G. PERBEDAAN HUKUM DENGAN MORAL
Perbedaan antara hukum dan moral menurut K.Berten :
Hukum lebih dikodifikasikan daripada moralitas, artinya dibukukan
secara sistematis dalam kitab perundang-undangan. Oleh karena itu norma
hukum lebih memiliki kepastian dan objektif dibanding dengan norma
moral. Sedangkan norma moral lebih subjektif dan akibatnya lebih banyak
‘diganggu’ oleh diskusi yang yang mencari kejelasan tentang yang harus
dianggap utis dan tidak etis.
Meski moral dan hukum mengatur tingkah laku manusia, namun
hukum membatasi diri sebatas lahiriah saja, sedangkan moral menyangkut
juga sikap batin seseorang.
Sanksi yang berkaitan dengan hukum berbeda dengan sanksi yang berkaitan
dengan moralitas. Hukum untuk sebagian besar dapat dipaksakan,pelanggar
akan terkena hukuman. Tapi norma etis tidak bisa dipaksakan, sebab
paksaan hanya menyentuh bagian luar, sedangkan perbuatan etis justru
berasal dari dalam. Satu-satunya sanksi dibidang moralitas hanya hati yang
tidak tenang.
Hukum didasarkan atas kehendak masyarakat dan akhirnya atas
kehendak negara. Meskipun hukum tidak langsung berasal dari negara
seperti hukum adat, namun hukum itu harus di akui oleh negara supaya
berlaku sebagai hukum.moralitas berdasarkan atas norma-norma moral yang
melebihi pada individu dan masyarakat. Dengan cara demokratis atau
dengan cara lain masyarakat dapat mengubah hukum, tapi masyarakat tidak
dapat mengubah atau membatalkan suatu norma moral. Moral menilai
hukum dan tidak sebaliknya.

Sedangkan Gunawan Setiardja membedakan hukum dan moral :


1. Dilihat dari dasarnya, hukum memiliki dasar yuridis, konsesus dan
hukum alam sedangkan moral berdasarkan hukum alam.

[Data deteksi tata letak dokumen]
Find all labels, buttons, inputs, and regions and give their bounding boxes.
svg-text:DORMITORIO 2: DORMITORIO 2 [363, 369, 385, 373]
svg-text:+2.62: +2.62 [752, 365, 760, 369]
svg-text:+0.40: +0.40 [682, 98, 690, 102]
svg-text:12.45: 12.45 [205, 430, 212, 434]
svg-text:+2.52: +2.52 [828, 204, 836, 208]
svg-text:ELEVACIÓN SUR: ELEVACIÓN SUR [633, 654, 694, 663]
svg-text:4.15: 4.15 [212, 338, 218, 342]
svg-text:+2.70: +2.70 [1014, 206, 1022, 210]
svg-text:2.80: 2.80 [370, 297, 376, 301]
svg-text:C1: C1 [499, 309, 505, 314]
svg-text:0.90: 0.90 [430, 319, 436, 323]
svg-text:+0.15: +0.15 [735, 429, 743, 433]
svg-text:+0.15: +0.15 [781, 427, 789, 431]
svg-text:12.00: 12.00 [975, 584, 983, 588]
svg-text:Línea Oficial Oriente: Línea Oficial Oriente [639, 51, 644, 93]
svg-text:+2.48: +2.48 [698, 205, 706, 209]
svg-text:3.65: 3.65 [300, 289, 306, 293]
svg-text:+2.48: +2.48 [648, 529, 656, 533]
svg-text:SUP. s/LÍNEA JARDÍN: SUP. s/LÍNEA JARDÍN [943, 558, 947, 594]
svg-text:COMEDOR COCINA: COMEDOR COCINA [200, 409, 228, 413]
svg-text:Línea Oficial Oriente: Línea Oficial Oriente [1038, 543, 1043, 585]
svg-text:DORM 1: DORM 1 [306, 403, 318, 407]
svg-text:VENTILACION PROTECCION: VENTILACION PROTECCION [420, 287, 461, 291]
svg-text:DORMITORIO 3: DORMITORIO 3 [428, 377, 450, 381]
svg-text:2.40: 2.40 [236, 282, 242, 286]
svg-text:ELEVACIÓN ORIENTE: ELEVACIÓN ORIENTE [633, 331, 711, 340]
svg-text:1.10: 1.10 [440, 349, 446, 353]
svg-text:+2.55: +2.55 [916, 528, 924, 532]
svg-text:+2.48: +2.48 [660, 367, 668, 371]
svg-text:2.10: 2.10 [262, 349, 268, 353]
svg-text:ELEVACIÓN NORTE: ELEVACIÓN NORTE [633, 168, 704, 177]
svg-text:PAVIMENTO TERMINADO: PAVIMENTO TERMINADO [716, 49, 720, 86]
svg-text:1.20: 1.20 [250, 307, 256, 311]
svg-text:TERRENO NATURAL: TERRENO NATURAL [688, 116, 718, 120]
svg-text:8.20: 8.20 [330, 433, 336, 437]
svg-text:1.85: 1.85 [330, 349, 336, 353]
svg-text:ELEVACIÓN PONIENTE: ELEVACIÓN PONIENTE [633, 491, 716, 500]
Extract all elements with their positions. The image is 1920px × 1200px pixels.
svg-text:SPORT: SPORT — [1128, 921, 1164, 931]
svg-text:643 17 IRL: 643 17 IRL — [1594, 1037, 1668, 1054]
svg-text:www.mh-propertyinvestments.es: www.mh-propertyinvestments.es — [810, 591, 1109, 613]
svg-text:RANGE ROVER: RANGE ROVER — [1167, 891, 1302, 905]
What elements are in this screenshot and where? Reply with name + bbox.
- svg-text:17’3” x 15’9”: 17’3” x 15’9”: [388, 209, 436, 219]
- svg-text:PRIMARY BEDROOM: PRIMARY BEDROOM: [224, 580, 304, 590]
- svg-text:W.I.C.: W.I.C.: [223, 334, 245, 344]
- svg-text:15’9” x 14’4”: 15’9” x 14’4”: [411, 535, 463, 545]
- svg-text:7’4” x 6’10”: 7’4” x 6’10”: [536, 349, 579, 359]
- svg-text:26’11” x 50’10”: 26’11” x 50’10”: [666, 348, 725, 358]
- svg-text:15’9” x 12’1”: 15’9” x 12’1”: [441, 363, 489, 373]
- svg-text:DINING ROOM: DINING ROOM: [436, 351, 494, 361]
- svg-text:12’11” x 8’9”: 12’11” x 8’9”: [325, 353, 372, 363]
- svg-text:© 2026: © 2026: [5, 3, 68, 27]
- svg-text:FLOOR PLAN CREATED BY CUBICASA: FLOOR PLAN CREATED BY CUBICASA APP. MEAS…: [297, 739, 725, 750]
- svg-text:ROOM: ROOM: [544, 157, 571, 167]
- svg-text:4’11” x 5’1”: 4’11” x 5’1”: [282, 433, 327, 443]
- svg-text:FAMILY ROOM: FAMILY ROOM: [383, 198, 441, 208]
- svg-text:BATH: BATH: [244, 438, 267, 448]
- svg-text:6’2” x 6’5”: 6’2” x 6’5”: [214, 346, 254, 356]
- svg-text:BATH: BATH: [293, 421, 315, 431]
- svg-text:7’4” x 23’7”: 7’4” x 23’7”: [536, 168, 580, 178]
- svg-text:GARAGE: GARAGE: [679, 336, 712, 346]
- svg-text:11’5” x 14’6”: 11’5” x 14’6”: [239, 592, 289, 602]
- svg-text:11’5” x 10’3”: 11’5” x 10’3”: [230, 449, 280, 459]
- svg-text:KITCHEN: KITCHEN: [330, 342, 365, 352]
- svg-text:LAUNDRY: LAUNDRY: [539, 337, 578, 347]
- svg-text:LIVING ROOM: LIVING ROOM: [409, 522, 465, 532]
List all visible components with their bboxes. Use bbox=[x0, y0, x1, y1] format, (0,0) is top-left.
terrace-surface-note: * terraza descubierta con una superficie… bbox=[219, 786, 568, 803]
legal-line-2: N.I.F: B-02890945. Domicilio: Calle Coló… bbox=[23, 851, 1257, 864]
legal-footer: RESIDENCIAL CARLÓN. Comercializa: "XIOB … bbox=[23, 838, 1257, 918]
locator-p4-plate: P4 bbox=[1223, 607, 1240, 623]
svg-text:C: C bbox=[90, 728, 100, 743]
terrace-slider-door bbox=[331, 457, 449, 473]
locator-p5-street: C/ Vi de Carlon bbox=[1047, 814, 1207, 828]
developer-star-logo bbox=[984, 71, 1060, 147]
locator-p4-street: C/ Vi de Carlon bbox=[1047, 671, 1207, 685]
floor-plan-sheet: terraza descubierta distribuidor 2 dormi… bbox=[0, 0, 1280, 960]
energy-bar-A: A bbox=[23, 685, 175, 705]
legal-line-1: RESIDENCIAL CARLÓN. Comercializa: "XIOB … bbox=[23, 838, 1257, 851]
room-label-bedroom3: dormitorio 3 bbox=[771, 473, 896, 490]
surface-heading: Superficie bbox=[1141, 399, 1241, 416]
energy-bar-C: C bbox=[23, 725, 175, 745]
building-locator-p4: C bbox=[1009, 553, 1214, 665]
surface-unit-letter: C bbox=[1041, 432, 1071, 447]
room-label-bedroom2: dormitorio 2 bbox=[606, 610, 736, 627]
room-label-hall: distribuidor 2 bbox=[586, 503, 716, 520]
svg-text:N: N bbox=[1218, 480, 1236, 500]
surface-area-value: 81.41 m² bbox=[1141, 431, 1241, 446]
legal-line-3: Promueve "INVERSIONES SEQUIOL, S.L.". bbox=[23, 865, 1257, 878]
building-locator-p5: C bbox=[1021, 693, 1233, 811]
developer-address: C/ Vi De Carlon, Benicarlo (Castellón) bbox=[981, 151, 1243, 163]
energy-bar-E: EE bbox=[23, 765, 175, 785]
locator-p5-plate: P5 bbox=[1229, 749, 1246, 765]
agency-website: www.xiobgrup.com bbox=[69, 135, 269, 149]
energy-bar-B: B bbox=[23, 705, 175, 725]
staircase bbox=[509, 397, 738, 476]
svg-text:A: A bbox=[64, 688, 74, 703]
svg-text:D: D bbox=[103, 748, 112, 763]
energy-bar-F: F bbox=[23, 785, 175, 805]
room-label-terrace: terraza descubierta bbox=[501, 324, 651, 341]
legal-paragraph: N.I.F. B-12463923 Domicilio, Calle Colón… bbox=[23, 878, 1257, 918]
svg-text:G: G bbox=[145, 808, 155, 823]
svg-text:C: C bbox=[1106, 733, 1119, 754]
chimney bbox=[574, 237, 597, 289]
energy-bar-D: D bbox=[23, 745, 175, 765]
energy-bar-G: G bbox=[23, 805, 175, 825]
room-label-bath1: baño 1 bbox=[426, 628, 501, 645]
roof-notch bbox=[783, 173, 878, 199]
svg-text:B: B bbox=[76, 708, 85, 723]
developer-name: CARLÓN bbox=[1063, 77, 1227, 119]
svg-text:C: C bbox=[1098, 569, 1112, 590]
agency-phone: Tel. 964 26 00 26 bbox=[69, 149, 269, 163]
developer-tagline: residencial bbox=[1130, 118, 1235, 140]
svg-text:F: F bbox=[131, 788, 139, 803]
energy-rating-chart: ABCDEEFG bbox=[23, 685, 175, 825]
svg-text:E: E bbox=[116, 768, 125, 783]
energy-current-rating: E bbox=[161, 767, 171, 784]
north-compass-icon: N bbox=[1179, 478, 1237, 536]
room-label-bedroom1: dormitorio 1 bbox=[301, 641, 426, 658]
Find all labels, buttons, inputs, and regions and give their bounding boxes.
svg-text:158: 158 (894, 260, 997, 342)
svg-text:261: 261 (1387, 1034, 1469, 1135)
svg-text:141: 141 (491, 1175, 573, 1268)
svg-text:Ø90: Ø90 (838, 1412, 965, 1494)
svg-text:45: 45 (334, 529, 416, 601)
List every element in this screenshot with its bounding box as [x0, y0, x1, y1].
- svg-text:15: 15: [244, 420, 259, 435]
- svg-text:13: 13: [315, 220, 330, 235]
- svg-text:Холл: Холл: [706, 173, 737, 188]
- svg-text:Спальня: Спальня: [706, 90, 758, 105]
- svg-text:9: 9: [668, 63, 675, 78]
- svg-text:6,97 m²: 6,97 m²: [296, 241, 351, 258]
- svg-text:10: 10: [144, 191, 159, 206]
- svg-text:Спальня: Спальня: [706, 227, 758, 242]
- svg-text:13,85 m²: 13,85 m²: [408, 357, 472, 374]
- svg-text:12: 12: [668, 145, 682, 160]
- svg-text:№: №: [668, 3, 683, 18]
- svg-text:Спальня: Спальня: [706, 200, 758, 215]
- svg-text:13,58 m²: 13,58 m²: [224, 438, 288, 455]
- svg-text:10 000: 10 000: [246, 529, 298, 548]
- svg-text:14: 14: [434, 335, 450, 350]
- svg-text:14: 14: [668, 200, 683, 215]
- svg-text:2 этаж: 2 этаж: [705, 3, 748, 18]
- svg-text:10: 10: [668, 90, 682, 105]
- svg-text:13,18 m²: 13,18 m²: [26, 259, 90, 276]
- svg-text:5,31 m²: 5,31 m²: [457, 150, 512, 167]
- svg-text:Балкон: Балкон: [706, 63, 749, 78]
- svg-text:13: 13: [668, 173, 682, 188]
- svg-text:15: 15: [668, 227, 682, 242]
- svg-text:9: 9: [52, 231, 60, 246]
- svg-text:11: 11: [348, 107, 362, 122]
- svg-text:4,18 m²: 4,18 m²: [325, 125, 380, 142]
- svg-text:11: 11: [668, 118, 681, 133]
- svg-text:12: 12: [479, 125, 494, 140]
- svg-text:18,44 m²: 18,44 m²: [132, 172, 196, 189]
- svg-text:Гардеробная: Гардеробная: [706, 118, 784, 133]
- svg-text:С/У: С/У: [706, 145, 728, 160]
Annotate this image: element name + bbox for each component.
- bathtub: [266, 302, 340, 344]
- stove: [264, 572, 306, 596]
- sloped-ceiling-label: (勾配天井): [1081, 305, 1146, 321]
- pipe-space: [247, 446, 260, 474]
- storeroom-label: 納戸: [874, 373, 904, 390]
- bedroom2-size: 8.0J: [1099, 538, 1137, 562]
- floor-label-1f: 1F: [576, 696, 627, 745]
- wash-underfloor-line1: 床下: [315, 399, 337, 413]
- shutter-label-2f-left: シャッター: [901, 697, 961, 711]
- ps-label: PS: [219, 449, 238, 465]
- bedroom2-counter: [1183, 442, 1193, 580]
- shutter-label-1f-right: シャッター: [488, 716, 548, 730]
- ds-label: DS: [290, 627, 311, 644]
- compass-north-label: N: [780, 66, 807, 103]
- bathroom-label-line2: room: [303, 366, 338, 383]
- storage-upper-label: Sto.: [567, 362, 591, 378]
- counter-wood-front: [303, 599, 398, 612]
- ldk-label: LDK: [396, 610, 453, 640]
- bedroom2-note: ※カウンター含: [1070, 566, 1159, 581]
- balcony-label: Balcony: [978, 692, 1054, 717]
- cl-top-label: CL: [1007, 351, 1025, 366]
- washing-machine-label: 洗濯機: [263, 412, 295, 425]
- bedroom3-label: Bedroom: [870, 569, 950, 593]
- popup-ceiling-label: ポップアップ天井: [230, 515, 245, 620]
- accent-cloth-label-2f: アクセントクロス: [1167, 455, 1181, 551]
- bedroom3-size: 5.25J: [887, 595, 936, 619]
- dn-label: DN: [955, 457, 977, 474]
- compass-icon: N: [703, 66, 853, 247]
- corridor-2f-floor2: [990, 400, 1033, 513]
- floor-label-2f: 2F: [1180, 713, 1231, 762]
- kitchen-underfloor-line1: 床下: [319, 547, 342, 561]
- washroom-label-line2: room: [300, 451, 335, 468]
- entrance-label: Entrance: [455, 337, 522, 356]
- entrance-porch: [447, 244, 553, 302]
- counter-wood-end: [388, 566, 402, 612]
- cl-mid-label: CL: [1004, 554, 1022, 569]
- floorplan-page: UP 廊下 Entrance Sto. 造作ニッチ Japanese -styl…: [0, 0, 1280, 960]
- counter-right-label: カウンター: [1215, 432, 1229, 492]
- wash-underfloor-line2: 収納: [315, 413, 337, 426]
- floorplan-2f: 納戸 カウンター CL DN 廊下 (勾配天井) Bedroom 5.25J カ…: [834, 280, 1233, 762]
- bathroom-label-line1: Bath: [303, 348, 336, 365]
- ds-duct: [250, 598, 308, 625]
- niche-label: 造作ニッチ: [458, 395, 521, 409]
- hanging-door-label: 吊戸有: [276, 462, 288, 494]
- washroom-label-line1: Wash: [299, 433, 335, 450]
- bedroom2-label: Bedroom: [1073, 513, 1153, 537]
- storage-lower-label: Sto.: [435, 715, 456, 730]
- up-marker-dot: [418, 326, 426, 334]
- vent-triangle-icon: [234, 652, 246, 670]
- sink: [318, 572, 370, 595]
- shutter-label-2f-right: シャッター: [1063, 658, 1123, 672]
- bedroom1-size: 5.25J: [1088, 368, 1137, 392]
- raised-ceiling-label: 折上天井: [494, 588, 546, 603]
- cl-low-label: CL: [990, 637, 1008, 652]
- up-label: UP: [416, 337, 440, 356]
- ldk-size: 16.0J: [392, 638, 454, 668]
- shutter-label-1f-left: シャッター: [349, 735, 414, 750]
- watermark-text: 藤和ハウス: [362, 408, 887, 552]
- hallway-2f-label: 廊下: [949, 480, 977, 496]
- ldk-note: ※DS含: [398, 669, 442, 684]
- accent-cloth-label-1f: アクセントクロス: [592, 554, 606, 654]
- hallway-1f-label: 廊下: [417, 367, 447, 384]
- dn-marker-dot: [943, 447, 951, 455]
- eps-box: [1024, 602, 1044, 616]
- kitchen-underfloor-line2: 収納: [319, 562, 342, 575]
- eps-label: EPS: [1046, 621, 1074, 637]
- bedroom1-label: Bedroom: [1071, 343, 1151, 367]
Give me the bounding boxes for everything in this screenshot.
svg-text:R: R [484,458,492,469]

→ **PETUNJUK TUGAS**: Kutip tanpa perubahan bagian teks tentang perbedaan hukum dan moral, mulai dari kata-kata yang memuat "Sedangkan Gunawan Setiardja" dan berhenti setelah "berdasarkan hukum alam.". Item-item ini tidak ada hubungannya dengan teks.

→ **HASIL LATIHAN**:
Sedangkan Gunawan Setiardja membedakan hukum dan moral :


1. Dilihat dari dasarnya, hukum memiliki dasar yuridis, konsesus dan
hukum alam sedangkan moral berdasarkan hukum alam.